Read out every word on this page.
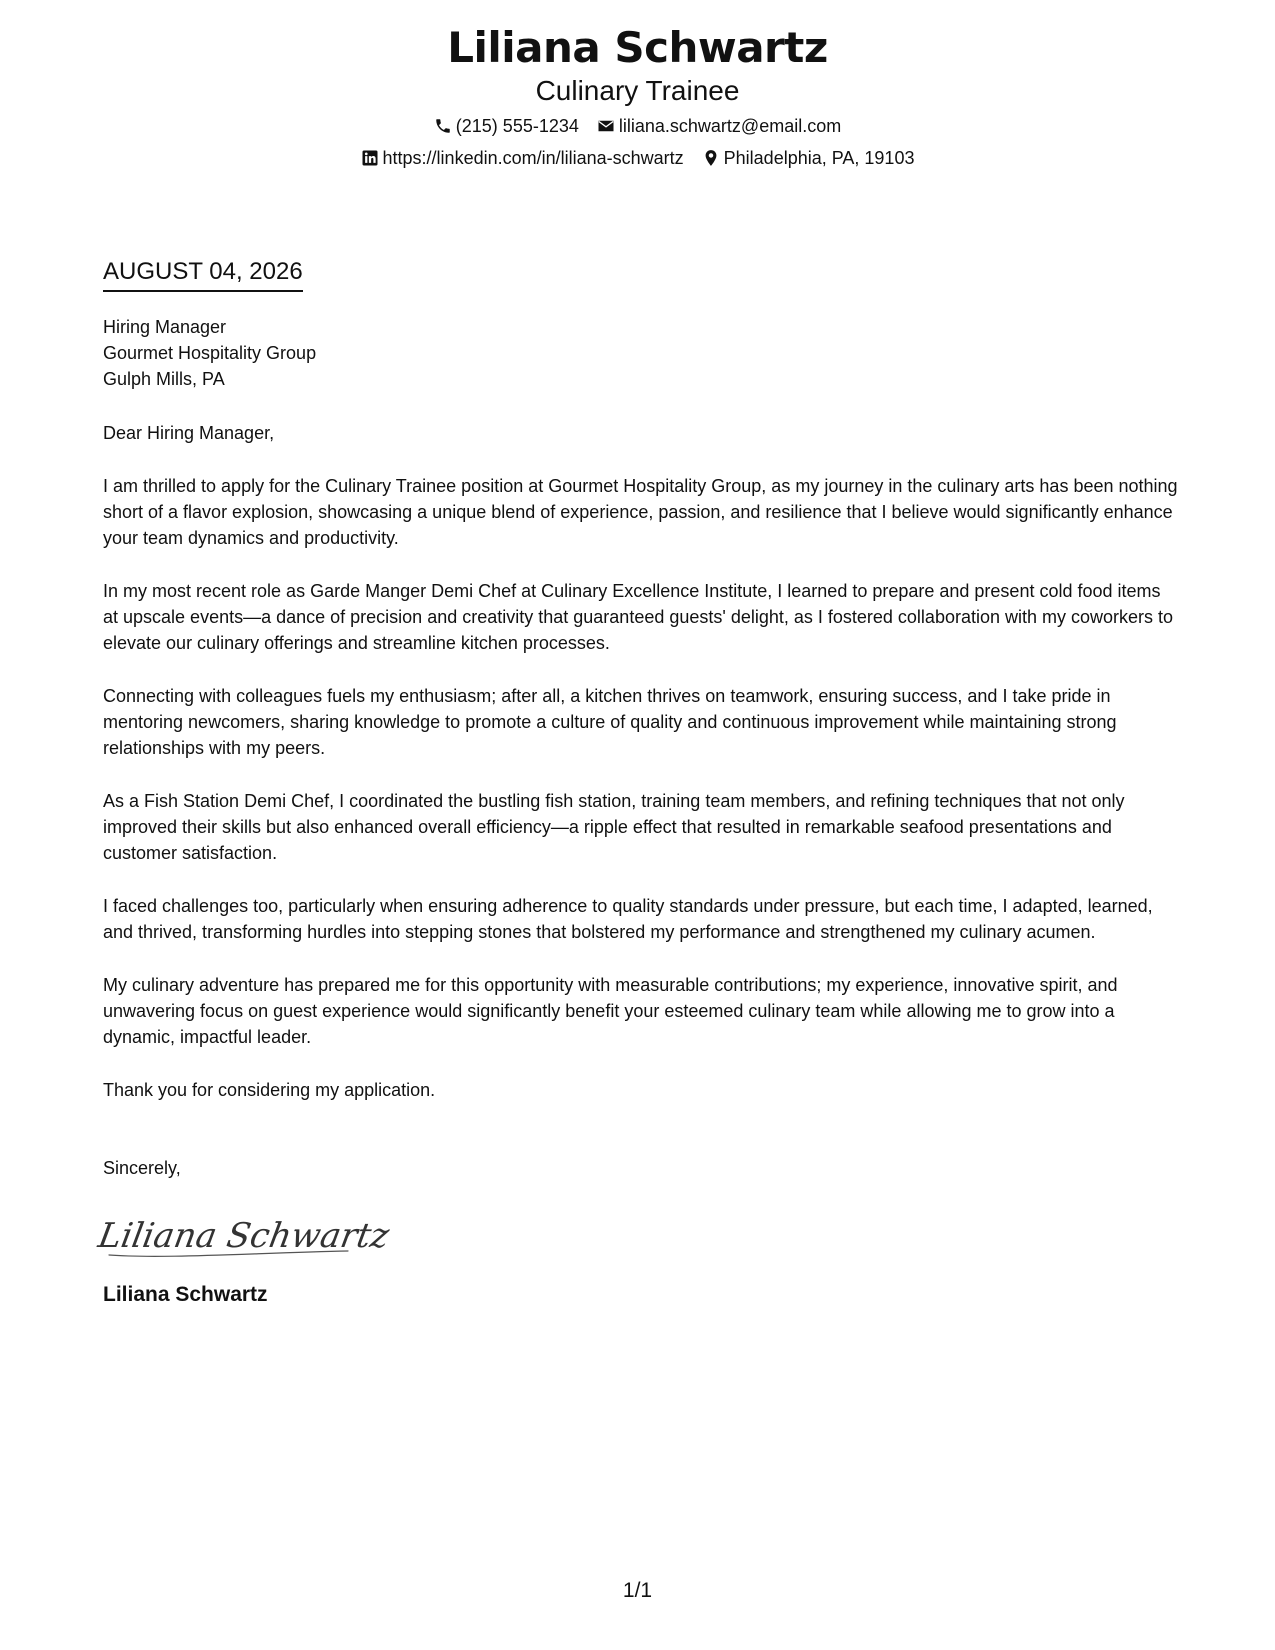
Liliana Schwartz
Culinary Trainee
(215) 555-1234 liliana.schwartz@email.com
https://linkedin.com/in/liliana-schwartz Philadelphia, PA, 19103
AUGUST 04, 2026
Hiring Manager
Gourmet Hospitality Group
Gulph Mills, PA
Dear Hiring Manager,
I am thrilled to apply for the Culinary Trainee position at Gourmet Hospitality Group, as my journey in the culinary arts has been nothing short of a flavor explosion, showcasing a unique blend of experience, passion, and resilience that I believe would significantly enhance your team dynamics and productivity.
In my most recent role as Garde Manger Demi Chef at Culinary Excellence Institute, I learned to prepare and present cold food items at upscale events—a dance of precision and creativity that guaranteed guests' delight, as I fostered collaboration with my coworkers to elevate our culinary offerings and streamline kitchen processes.
Connecting with colleagues fuels my enthusiasm; after all, a kitchen thrives on teamwork, ensuring success, and I take pride in mentoring newcomers, sharing knowledge to promote a culture of quality and continuous improvement while maintaining strong relationships with my peers.
As a Fish Station Demi Chef, I coordinated the bustling fish station, training team members, and refining techniques that not only improved their skills but also enhanced overall efficiency—a ripple effect that resulted in remarkable seafood presentations and customer satisfaction.
I faced challenges too, particularly when ensuring adherence to quality standards under pressure, but each time, I adapted, learned, and thrived, transforming hurdles into stepping stones that bolstered my performance and strengthened my culinary acumen.
My culinary adventure has prepared me for this opportunity with measurable contributions; my experience, innovative spirit, and unwavering focus on guest experience would significantly benefit your esteemed culinary team while allowing me to grow into a dynamic, impactful leader.
Thank you for considering my application.
Sincerely,
Liliana Schwartz
Liliana Schwartz
1/1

· · · ·

Direction | Print every record above exactly as written, leaving out the pictures.

Correct response |
Read out every word on this page.
Liliana Schwartz
Culinary Trainee
(215) 555-1234 liliana.schwartz@email.com
https://linkedin.com/in/liliana-schwartz Philadelphia, PA, 19103
AUGUST 04, 2026
Hiring Manager
Gourmet Hospitality Group
Gulph Mills, PA
Dear Hiring Manager,
I am thrilled to apply for the Culinary Trainee position at Gourmet Hospitality Group, as my journey in the culinary arts has been nothing short of a flavor explosion, showcasing a unique blend of experience, passion, and resilience that I believe would significantly enhance your team dynamics and productivity.
In my most recent role as Garde Manger Demi Chef at Culinary Excellence Institute, I learned to prepare and present cold food items at upscale events—a dance of precision and creativity that guaranteed guests' delight, as I fostered collaboration with my coworkers to elevate our culinary offerings and streamline kitchen processes.
Connecting with colleagues fuels my enthusiasm; after all, a kitchen thrives on teamwork, ensuring success, and I take pride in mentoring newcomers, sharing knowledge to promote a culture of quality and continuous improvement while maintaining strong relationships with my peers.
As a Fish Station Demi Chef, I coordinated the bustling fish station, training team members, and refining techniques that not only improved their skills but also enhanced overall efficiency—a ripple effect that resulted in remarkable seafood presentations and customer satisfaction.
I faced challenges too, particularly when ensuring adherence to quality standards under pressure, but each time, I adapted, learned, and thrived, transforming hurdles into stepping stones that bolstered my performance and strengthened my culinary acumen.
My culinary adventure has prepared me for this opportunity with measurable contributions; my experience, innovative spirit, and unwavering focus on guest experience would significantly benefit your esteemed culinary team while allowing me to grow into a dynamic, impactful leader.
Thank you for considering my application.
Sincerely,
Liliana Schwartz
Liliana Schwartz
1/1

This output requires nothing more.